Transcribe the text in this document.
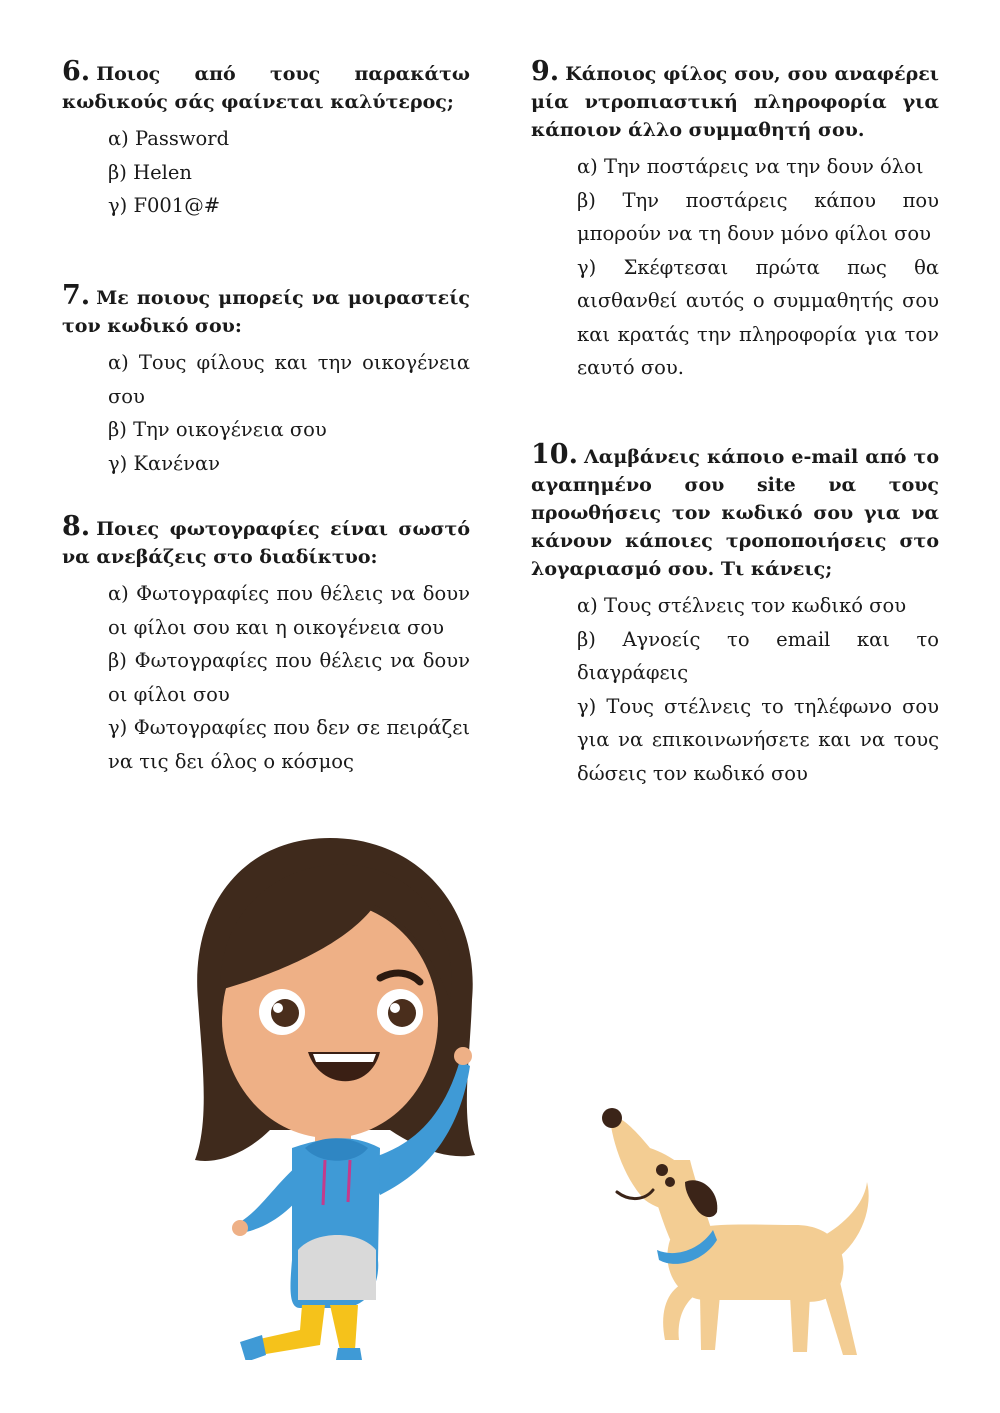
6. Ποιος από τους παρακάτω κωδικούς σάς φαίνεται καλύτερος;
α) Password
β) Helen
γ) F001@#
7. Με ποιους μπορείς να μοιραστείς τον κωδικό σου:
α) Τους φίλους και την οικογένεια σου
β) Την οικογένεια σου
γ) Κανέναν
8. Ποιες φωτογραφίες είναι σωστό να ανεβάζεις στο διαδίκτυο:
α) Φωτογραφίες που θέλεις να δουν οι φίλοι σου και η οικογένεια σου
β) Φωτογραφίες που θέλεις να δουν οι φίλοι σου
γ) Φωτογραφίες που δεν σε πειράζει να τις δει όλος ο κόσμος
9. Κάποιος φίλος σου, σου αναφέρει μία ντροπιαστική πληροφορία για κάποιον άλλο συμμαθητή σου.
α) Την ποστάρεις να την δουν όλοι
β) Την ποστάρεις κάπου που μπορούν να τη δουν μόνο φίλοι σου
γ) Σκέφτεσαι πρώτα πως θα αισθανθεί αυτός ο συμμαθητής σου και κρατάς την πληροφορία για τον εαυτό σου.
10. Λαμβάνεις κάποιο e-mail από το αγαπημένο σου site να τους προωθήσεις τον κωδικό σου για να κάνουν κάποιες τροποποιήσεις στο λογαριασμό σου. Τι κάνεις;
α) Τους στέλνεις τον κωδικό σου
β) Αγνοείς το email και το διαγράφεις
γ) Τους στέλνεις το τηλέφωνο σου για να επικοινωνήσετε και να τους δώσεις τον κωδικό σου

++++++++++++++++++++

Write the records out again in full, exactly, and skip every picture.

PROBLEM SOLUTION:
Transcribe the text in this document.
6. Ποιος από τους παρακάτω κωδικούς σάς φαίνεται καλύτερος;
α) Password
β) Helen
γ) F001@#
7. Με ποιους μπορείς να μοιραστείς τον κωδικό σου:
α) Τους φίλους και την οικογένεια σου
β) Την οικογένεια σου
γ) Κανέναν
8. Ποιες φωτογραφίες είναι σωστό να ανεβάζεις στο διαδίκτυο:
α) Φωτογραφίες που θέλεις να δουν οι φίλοι σου και η οικογένεια σου
β) Φωτογραφίες που θέλεις να δουν οι φίλοι σου
γ) Φωτογραφίες που δεν σε πειράζει να τις δει όλος ο κόσμος
9. Κάποιος φίλος σου, σου αναφέρει μία ντροπιαστική πληροφορία για κάποιον άλλο συμμαθητή σου.
α) Την ποστάρεις να την δουν όλοι
β) Την ποστάρεις κάπου που μπορούν να τη δουν μόνο φίλοι σου
γ) Σκέφτεσαι πρώτα πως θα αισθανθεί αυτός ο συμμαθητής σου και κρατάς την πληροφορία για τον εαυτό σου.
10. Λαμβάνεις κάποιο e-mail από το αγαπημένο σου site να τους προωθήσεις τον κωδικό σου για να κάνουν κάποιες τροποποιήσεις στο λογαριασμό σου. Τι κάνεις;
α) Τους στέλνεις τον κωδικό σου
β) Αγνοείς το email και το διαγράφεις
γ) Τους στέλνεις το τηλέφωνο σου για να επικοινωνήσετε και να τους δώσεις τον κωδικό σου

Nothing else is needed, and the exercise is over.